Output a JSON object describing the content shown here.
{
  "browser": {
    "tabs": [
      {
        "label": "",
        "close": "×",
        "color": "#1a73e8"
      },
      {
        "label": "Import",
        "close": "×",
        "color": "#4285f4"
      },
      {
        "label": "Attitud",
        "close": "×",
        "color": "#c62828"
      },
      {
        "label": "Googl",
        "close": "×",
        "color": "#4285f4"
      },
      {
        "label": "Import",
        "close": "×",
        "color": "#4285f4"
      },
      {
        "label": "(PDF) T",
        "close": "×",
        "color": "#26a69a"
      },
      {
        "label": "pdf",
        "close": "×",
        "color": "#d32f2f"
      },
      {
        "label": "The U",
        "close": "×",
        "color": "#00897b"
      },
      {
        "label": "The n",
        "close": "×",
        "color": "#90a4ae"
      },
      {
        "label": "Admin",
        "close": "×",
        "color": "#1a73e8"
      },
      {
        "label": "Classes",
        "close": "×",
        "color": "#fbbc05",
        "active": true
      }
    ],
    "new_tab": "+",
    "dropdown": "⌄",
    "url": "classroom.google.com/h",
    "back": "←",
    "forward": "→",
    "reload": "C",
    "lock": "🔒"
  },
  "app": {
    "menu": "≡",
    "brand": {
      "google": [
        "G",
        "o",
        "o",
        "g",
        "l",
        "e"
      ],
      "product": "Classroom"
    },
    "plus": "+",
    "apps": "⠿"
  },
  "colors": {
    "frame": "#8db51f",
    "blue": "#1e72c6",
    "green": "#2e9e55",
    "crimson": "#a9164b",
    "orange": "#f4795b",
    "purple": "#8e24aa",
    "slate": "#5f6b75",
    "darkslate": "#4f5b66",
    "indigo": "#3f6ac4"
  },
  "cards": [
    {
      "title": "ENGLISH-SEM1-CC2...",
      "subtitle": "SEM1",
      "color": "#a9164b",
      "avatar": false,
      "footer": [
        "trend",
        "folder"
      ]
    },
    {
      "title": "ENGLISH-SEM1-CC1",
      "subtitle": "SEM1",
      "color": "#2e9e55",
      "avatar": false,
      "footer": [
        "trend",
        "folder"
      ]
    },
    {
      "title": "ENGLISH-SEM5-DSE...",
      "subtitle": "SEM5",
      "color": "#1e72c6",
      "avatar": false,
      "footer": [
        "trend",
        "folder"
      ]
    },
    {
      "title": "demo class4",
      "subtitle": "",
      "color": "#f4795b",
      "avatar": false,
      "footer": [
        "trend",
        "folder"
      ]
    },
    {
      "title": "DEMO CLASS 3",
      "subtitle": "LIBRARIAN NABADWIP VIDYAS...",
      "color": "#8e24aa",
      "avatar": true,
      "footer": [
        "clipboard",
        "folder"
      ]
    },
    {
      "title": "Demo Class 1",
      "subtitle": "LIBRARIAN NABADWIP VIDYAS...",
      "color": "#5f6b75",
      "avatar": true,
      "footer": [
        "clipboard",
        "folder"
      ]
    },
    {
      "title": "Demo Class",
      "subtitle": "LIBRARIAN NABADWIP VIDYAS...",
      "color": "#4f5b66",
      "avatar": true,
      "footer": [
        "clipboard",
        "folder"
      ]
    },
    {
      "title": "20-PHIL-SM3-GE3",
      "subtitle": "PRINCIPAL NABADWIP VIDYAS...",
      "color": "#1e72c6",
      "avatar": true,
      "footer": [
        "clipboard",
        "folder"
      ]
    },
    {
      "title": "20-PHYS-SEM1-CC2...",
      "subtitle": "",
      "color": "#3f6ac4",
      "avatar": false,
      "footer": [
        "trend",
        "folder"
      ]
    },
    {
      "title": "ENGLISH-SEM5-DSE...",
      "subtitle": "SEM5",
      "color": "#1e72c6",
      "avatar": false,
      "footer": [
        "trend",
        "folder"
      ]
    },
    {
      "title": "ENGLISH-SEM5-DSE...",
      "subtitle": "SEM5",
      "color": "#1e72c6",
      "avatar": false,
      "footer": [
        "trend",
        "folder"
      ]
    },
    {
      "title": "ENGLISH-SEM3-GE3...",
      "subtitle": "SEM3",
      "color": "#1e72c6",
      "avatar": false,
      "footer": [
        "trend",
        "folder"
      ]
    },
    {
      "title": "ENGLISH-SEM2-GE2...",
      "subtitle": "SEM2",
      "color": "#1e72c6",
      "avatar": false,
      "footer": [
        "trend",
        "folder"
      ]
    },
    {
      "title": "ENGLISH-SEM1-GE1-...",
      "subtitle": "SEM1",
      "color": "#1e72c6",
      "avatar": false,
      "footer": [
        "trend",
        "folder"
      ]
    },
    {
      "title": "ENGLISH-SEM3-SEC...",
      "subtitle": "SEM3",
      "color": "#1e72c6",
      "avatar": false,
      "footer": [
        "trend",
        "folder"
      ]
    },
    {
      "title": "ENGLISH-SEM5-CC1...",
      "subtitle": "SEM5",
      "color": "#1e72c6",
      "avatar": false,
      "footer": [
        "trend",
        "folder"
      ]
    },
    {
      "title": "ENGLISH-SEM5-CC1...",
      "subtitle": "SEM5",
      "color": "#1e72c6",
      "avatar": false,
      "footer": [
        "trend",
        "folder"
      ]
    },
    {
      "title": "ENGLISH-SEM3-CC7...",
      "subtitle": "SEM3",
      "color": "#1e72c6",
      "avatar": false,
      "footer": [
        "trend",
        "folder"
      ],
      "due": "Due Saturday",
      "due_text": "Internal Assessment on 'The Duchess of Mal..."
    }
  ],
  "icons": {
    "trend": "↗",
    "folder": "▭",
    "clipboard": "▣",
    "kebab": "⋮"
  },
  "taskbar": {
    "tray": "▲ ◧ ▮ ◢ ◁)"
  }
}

What the task asks:
Reproduce the material above exactly; please quote every line of it.

Task answer:
Output a JSON object describing the content shown here.
{
  "browser": {
    "tabs": [
      {
        "label": "",
        "close": "×",
        "color": "#1a73e8"
      },
      {
        "label": "Import",
        "close": "×",
        "color": "#4285f4"
      },
      {
        "label": "Attitud",
        "close": "×",
        "color": "#c62828"
      },
      {
        "label": "Googl",
        "close": "×",
        "color": "#4285f4"
      },
      {
        "label": "Import",
        "close": "×",
        "color": "#4285f4"
      },
      {
        "label": "(PDF) T",
        "close": "×",
        "color": "#26a69a"
      },
      {
        "label": "pdf",
        "close": "×",
        "color": "#d32f2f"
      },
      {
        "label": "The U",
        "close": "×",
        "color": "#00897b"
      },
      {
        "label": "The n",
        "close": "×",
        "color": "#90a4ae"
      },
      {
        "label": "Admin",
        "close": "×",
        "color": "#1a73e8"
      },
      {
        "label": "Classes",
        "close": "×",
        "color": "#fbbc05",
        "active": true
      }
    ],
    "new_tab": "+",
    "dropdown": "⌄",
    "url": "classroom.google.com/h",
    "back": "←",
    "forward": "→",
    "reload": "C",
    "lock": "🔒"
  },
  "app": {
    "menu": "≡",
    "brand": {
      "google": [
        "G",
        "o",
        "o",
        "g",
        "l",
        "e"
      ],
      "product": "Classroom"
    },
    "plus": "+",
    "apps": "⠿"
  },
  "colors": {
    "frame": "#8db51f",
    "blue": "#1e72c6",
    "green": "#2e9e55",
    "crimson": "#a9164b",
    "orange": "#f4795b",
    "purple": "#8e24aa",
    "slate": "#5f6b75",
    "darkslate": "#4f5b66",
    "indigo": "#3f6ac4"
  },
  "cards": [
    {
      "title": "ENGLISH-SEM1-CC2...",
      "subtitle": "SEM1",
      "color": "#a9164b",
      "avatar": false,
      "footer": [
        "trend",
        "folder"
      ]
    },
    {
      "title": "ENGLISH-SEM1-CC1",
      "subtitle": "SEM1",
      "color": "#2e9e55",
      "avatar": false,
      "footer": [
        "trend",
        "folder"
      ]
    },
    {
      "title": "ENGLISH-SEM5-DSE...",
      "subtitle": "SEM5",
      "color": "#1e72c6",
      "avatar": false,
      "footer": [
        "trend",
        "folder"
      ]
    },
    {
      "title": "demo class4",
      "subtitle": "",
      "color": "#f4795b",
      "avatar": false,
      "footer": [
        "trend",
        "folder"
      ]
    },
    {
      "title": "DEMO CLASS 3",
      "subtitle": "LIBRARIAN NABADWIP VIDYAS...",
      "color": "#8e24aa",
      "avatar": true,
      "footer": [
        "clipboard",
        "folder"
      ]
    },
    {
      "title": "Demo Class 1",
      "subtitle": "LIBRARIAN NABADWIP VIDYAS...",
      "color": "#5f6b75",
      "avatar": true,
      "footer": [
        "clipboard",
        "folder"
      ]
    },
    {
      "title": "Demo Class",
      "subtitle": "LIBRARIAN NABADWIP VIDYAS...",
      "color": "#4f5b66",
      "avatar": true,
      "footer": [
        "clipboard",
        "folder"
      ]
    },
    {
      "title": "20-PHIL-SM3-GE3",
      "subtitle": "PRINCIPAL NABADWIP VIDYAS...",
      "color": "#1e72c6",
      "avatar": true,
      "footer": [
        "clipboard",
        "folder"
      ]
    },
    {
      "title": "20-PHYS-SEM1-CC2...",
      "subtitle": "",
      "color": "#3f6ac4",
      "avatar": false,
      "footer": [
        "trend",
        "folder"
      ]
    },
    {
      "title": "ENGLISH-SEM5-DSE...",
      "subtitle": "SEM5",
      "color": "#1e72c6",
      "avatar": false,
      "footer": [
        "trend",
        "folder"
      ]
    },
    {
      "title": "ENGLISH-SEM5-DSE...",
      "subtitle": "SEM5",
      "color": "#1e72c6",
      "avatar": false,
      "footer": [
        "trend",
        "folder"
      ]
    },
    {
      "title": "ENGLISH-SEM3-GE3...",
      "subtitle": "SEM3",
      "color": "#1e72c6",
      "avatar": false,
      "footer": [
        "trend",
        "folder"
      ]
    },
    {
      "title": "ENGLISH-SEM2-GE2...",
      "subtitle": "SEM2",
      "color": "#1e72c6",
      "avatar": false,
      "footer": [
        "trend",
        "folder"
      ]
    },
    {
      "title": "ENGLISH-SEM1-GE1-...",
      "subtitle": "SEM1",
      "color": "#1e72c6",
      "avatar": false,
      "footer": [
        "trend",
        "folder"
      ]
    },
    {
      "title": "ENGLISH-SEM3-SEC...",
      "subtitle": "SEM3",
      "color": "#1e72c6",
      "avatar": false,
      "footer": [
        "trend",
        "folder"
      ]
    },
    {
      "title": "ENGLISH-SEM5-CC1...",
      "subtitle": "SEM5",
      "color": "#1e72c6",
      "avatar": false,
      "footer": [
        "trend",
        "folder"
      ]
    },
    {
      "title": "ENGLISH-SEM5-CC1...",
      "subtitle": "SEM5",
      "color": "#1e72c6",
      "avatar": false,
      "footer": [
        "trend",
        "folder"
      ]
    },
    {
      "title": "ENGLISH-SEM3-CC7...",
      "subtitle": "SEM3",
      "color": "#1e72c6",
      "avatar": false,
      "footer": [
        "trend",
        "folder"
      ],
      "due": "Due Saturday",
      "due_text": "Internal Assessment on 'The Duchess of Mal..."
    }
  ],
  "icons": {
    "trend": "↗",
    "folder": "▭",
    "clipboard": "▣",
    "kebab": "⋮"
  },
  "taskbar": {
    "tray": "▲ ◧ ▮ ◢ ◁)"
  }
}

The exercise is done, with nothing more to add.